Figure collection entries
*** Block opens ***
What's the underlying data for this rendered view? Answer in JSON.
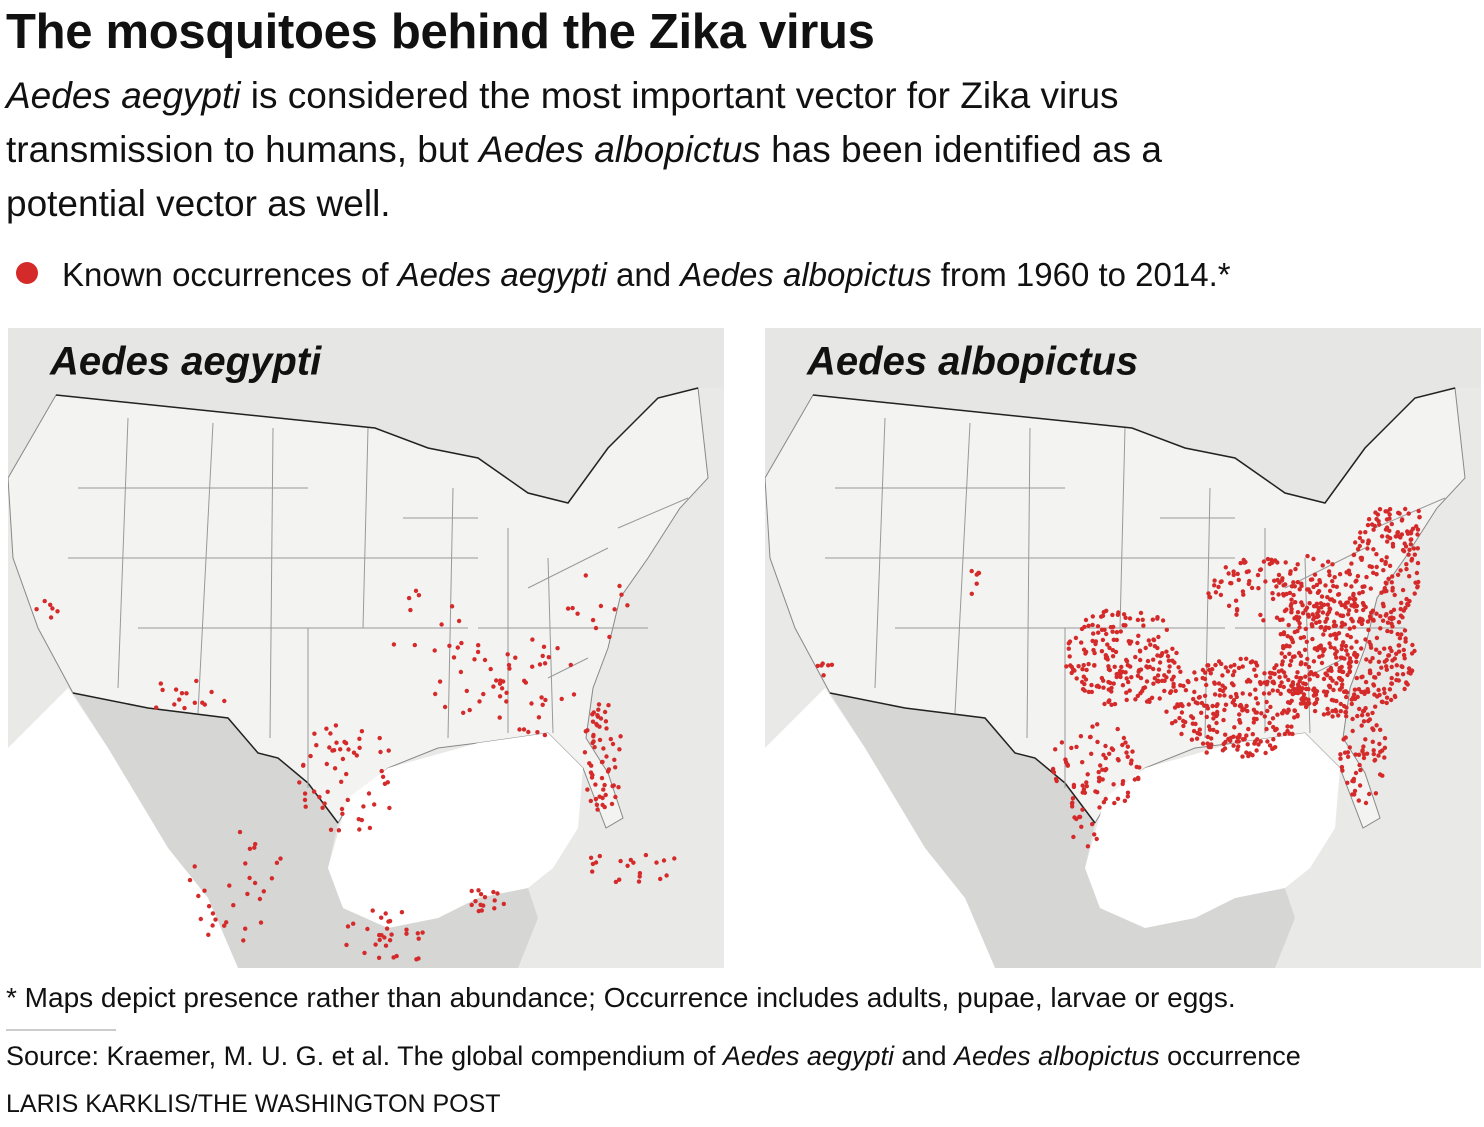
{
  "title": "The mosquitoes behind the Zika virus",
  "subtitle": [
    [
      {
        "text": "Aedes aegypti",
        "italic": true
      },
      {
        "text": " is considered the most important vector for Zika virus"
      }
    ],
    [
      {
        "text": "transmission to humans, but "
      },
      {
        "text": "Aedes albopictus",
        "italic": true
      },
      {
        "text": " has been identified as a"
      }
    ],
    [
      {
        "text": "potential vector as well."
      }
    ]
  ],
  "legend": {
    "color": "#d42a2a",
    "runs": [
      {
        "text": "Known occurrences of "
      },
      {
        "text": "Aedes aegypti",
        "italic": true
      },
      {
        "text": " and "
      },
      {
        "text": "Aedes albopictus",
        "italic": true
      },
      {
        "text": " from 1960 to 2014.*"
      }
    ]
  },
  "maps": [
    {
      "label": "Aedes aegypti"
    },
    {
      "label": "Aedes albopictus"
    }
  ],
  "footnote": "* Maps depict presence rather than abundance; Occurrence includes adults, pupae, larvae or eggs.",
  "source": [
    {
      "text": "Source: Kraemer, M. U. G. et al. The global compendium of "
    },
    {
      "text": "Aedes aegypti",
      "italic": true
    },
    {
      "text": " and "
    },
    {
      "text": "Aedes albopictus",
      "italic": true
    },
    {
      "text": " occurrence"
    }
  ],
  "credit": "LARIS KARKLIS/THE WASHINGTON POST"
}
*** Block closes ***
Scan the records above for the word "aegypti" and return every line where it occurs.

*SOLVED EXERCISE*:
        "text": "Aedes aegypti",
        "text": "Aedes aegypti",
      "label": "Aedes aegypti"
      "text": "Aedes aegypti",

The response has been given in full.